- [Aim of the task]: Render the following material again verbatim, leaving nothing out.

- [Information provided]:
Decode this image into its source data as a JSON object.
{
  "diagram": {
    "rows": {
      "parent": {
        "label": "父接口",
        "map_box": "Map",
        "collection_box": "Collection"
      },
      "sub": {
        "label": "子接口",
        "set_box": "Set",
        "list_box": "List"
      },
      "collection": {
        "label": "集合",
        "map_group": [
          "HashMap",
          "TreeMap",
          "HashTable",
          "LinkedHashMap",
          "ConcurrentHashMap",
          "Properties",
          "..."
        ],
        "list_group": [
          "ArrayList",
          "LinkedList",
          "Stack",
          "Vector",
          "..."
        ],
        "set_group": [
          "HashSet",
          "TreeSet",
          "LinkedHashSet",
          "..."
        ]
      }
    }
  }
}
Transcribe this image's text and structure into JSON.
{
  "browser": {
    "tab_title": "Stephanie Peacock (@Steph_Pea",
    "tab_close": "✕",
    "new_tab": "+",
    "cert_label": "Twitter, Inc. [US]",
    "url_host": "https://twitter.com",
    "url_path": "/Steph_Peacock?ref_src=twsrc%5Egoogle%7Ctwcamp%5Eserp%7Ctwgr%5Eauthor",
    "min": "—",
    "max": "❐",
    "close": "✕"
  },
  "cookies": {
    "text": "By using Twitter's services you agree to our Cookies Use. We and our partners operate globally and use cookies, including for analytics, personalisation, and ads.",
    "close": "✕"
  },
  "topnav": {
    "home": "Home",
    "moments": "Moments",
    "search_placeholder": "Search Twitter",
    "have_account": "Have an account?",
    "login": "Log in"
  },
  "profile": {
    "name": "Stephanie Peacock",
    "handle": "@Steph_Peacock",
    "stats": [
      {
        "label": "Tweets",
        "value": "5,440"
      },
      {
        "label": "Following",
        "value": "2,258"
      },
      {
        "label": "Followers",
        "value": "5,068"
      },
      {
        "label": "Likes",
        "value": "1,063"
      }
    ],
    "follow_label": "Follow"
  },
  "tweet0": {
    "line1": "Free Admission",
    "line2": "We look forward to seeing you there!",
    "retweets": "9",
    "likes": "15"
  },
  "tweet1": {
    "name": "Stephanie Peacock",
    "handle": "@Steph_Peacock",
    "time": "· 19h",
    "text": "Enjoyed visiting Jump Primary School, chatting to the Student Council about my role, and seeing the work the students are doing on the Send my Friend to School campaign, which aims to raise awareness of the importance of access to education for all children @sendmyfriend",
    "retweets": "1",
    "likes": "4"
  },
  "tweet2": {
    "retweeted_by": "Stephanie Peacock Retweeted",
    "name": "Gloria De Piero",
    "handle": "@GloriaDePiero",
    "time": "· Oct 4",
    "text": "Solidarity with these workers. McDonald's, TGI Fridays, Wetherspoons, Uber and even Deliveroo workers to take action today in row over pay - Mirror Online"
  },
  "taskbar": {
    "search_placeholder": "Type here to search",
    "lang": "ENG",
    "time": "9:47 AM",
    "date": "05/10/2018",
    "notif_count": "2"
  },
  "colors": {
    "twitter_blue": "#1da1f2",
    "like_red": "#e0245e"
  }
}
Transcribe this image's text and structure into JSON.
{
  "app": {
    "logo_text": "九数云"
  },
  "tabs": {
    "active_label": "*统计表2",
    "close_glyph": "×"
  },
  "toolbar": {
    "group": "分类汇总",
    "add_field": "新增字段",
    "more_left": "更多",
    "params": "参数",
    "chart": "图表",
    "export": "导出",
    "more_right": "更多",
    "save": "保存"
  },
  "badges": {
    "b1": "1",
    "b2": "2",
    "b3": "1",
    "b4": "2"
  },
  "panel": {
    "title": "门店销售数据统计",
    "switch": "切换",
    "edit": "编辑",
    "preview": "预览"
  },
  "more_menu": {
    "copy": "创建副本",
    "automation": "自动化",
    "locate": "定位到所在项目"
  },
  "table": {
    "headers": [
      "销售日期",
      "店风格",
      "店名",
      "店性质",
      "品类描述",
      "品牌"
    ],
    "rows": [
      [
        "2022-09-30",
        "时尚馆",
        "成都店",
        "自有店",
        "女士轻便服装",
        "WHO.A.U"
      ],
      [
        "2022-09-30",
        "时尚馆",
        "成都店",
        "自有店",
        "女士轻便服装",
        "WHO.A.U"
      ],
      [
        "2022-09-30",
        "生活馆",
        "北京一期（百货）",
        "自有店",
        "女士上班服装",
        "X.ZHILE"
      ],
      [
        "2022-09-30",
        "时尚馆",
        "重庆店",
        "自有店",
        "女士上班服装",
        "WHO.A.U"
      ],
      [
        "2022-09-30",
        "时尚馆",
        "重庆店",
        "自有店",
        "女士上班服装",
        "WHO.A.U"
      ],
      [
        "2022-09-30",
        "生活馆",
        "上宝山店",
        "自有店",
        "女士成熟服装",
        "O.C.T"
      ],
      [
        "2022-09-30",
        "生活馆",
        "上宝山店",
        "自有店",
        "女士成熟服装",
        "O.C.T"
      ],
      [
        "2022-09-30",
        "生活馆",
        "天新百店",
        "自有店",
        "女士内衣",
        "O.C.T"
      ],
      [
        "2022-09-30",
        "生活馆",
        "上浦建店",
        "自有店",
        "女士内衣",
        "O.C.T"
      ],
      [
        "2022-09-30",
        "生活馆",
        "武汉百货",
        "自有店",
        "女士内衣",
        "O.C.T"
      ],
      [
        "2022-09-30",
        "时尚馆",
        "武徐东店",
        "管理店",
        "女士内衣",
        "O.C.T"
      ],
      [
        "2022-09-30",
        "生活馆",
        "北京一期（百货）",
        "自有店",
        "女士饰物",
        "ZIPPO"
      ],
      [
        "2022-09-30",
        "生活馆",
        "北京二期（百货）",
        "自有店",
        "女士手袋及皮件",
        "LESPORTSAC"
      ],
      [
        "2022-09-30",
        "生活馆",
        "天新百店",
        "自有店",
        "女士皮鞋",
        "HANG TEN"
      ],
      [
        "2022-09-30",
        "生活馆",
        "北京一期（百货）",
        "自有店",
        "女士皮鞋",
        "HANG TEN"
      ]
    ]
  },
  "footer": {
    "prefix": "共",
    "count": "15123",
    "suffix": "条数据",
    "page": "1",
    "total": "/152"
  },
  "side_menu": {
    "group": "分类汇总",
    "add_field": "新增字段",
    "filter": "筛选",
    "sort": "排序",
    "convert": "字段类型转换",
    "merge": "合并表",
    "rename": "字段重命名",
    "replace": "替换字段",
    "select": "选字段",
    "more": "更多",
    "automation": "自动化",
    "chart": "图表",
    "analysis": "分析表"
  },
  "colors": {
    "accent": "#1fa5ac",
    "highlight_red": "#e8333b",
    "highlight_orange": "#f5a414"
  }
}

- [Complete answer]:
Decode this image into its source data as a JSON object.
{
  "diagram": {
    "rows": {
      "parent": {
        "label": "父接口",
        "map_box": "Map",
        "collection_box": "Collection"
      },
      "sub": {
        "label": "子接口",
        "set_box": "Set",
        "list_box": "List"
      },
      "collection": {
        "label": "集合",
        "map_group": [
          "HashMap",
          "TreeMap",
          "HashTable",
          "LinkedHashMap",
          "ConcurrentHashMap",
          "Properties",
          "..."
        ],
        "list_group": [
          "ArrayList",
          "LinkedList",
          "Stack",
          "Vector",
          "..."
        ],
        "set_group": [
          "HashSet",
          "TreeSet",
          "LinkedHashSet",
          "..."
        ]
      }
    }
  }
}
Transcribe this image's text and structure into JSON.
{
  "browser": {
    "tab_title": "Stephanie Peacock (@Steph_Pea",
    "tab_close": "✕",
    "new_tab": "+",
    "cert_label": "Twitter, Inc. [US]",
    "url_host": "https://twitter.com",
    "url_path": "/Steph_Peacock?ref_src=twsrc%5Egoogle%7Ctwcamp%5Eserp%7Ctwgr%5Eauthor",
    "min": "—",
    "max": "❐",
    "close": "✕"
  },
  "cookies": {
    "text": "By using Twitter's services you agree to our Cookies Use. We and our partners operate globally and use cookies, including for analytics, personalisation, and ads.",
    "close": "✕"
  },
  "topnav": {
    "home": "Home",
    "moments": "Moments",
    "search_placeholder": "Search Twitter",
    "have_account": "Have an account?",
    "login": "Log in"
  },
  "profile": {
    "name": "Stephanie Peacock",
    "handle": "@Steph_Peacock",
    "stats": [
      {
        "label": "Tweets",
        "value": "5,440"
      },
      {
        "label": "Following",
        "value": "2,258"
      },
      {
        "label": "Followers",
        "value": "5,068"
      },
      {
        "label": "Likes",
        "value": "1,063"
      }
    ],
    "follow_label": "Follow"
  },
  "tweet0": {
    "line1": "Free Admission",
    "line2": "We look forward to seeing you there!",
    "retweets": "9",
    "likes": "15"
  },
  "tweet1": {
    "name": "Stephanie Peacock",
    "handle": "@Steph_Peacock",
    "time": "· 19h",
    "text": "Enjoyed visiting Jump Primary School, chatting to the Student Council about my role, and seeing the work the students are doing on the Send my Friend to School campaign, which aims to raise awareness of the importance of access to education for all children @sendmyfriend",
    "retweets": "1",
    "likes": "4"
  },
  "tweet2": {
    "retweeted_by": "Stephanie Peacock Retweeted",
    "name": "Gloria De Piero",
    "handle": "@GloriaDePiero",
    "time": "· Oct 4",
    "text": "Solidarity with these workers. McDonald's, TGI Fridays, Wetherspoons, Uber and even Deliveroo workers to take action today in row over pay - Mirror Online"
  },
  "taskbar": {
    "search_placeholder": "Type here to search",
    "lang": "ENG",
    "time": "9:47 AM",
    "date": "05/10/2018",
    "notif_count": "2"
  },
  "colors": {
    "twitter_blue": "#1da1f2",
    "like_red": "#e0245e"
  }
}
Transcribe this image's text and structure into JSON.
{
  "app": {
    "logo_text": "九数云"
  },
  "tabs": {
    "active_label": "*统计表2",
    "close_glyph": "×"
  },
  "toolbar": {
    "group": "分类汇总",
    "add_field": "新增字段",
    "more_left": "更多",
    "params": "参数",
    "chart": "图表",
    "export": "导出",
    "more_right": "更多",
    "save": "保存"
  },
  "badges": {
    "b1": "1",
    "b2": "2",
    "b3": "1",
    "b4": "2"
  },
  "panel": {
    "title": "门店销售数据统计",
    "switch": "切换",
    "edit": "编辑",
    "preview": "预览"
  },
  "more_menu": {
    "copy": "创建副本",
    "automation": "自动化",
    "locate": "定位到所在项目"
  },
  "table": {
    "headers": [
      "销售日期",
      "店风格",
      "店名",
      "店性质",
      "品类描述",
      "品牌"
    ],
    "rows": [
      [
        "2022-09-30",
        "时尚馆",
        "成都店",
        "自有店",
        "女士轻便服装",
        "WHO.A.U"
      ],
      [
        "2022-09-30",
        "时尚馆",
        "成都店",
        "自有店",
        "女士轻便服装",
        "WHO.A.U"
      ],
      [
        "2022-09-30",
        "生活馆",
        "北京一期（百货）",
        "自有店",
        "女士上班服装",
        "X.ZHILE"
      ],
      [
        "2022-09-30",
        "时尚馆",
        "重庆店",
        "自有店",
        "女士上班服装",
        "WHO.A.U"
      ],
      [
        "2022-09-30",
        "时尚馆",
        "重庆店",
        "自有店",
        "女士上班服装",
        "WHO.A.U"
      ],
      [
        "2022-09-30",
        "生活馆",
        "上宝山店",
        "自有店",
        "女士成熟服装",
        "O.C.T"
      ],
      [
        "2022-09-30",
        "生活馆",
        "上宝山店",
        "自有店",
        "女士成熟服装",
        "O.C.T"
      ],
      [
        "2022-09-30",
        "生活馆",
        "天新百店",
        "自有店",
        "女士内衣",
        "O.C.T"
      ],
      [
        "2022-09-30",
        "生活馆",
        "上浦建店",
        "自有店",
        "女士内衣",
        "O.C.T"
      ],
      [
        "2022-09-30",
        "生活馆",
        "武汉百货",
        "自有店",
        "女士内衣",
        "O.C.T"
      ],
      [
        "2022-09-30",
        "时尚馆",
        "武徐东店",
        "管理店",
        "女士内衣",
        "O.C.T"
      ],
      [
        "2022-09-30",
        "生活馆",
        "北京一期（百货）",
        "自有店",
        "女士饰物",
        "ZIPPO"
      ],
      [
        "2022-09-30",
        "生活馆",
        "北京二期（百货）",
        "自有店",
        "女士手袋及皮件",
        "LESPORTSAC"
      ],
      [
        "2022-09-30",
        "生活馆",
        "天新百店",
        "自有店",
        "女士皮鞋",
        "HANG TEN"
      ],
      [
        "2022-09-30",
        "生活馆",
        "北京一期（百货）",
        "自有店",
        "女士皮鞋",
        "HANG TEN"
      ]
    ]
  },
  "footer": {
    "prefix": "共",
    "count": "15123",
    "suffix": "条数据",
    "page": "1",
    "total": "/152"
  },
  "side_menu": {
    "group": "分类汇总",
    "add_field": "新增字段",
    "filter": "筛选",
    "sort": "排序",
    "convert": "字段类型转换",
    "merge": "合并表",
    "rename": "字段重命名",
    "replace": "替换字段",
    "select": "选字段",
    "more": "更多",
    "automation": "自动化",
    "chart": "图表",
    "analysis": "分析表"
  },
  "colors": {
    "accent": "#1fa5ac",
    "highlight_red": "#e8333b",
    "highlight_orange": "#f5a414"
  }
}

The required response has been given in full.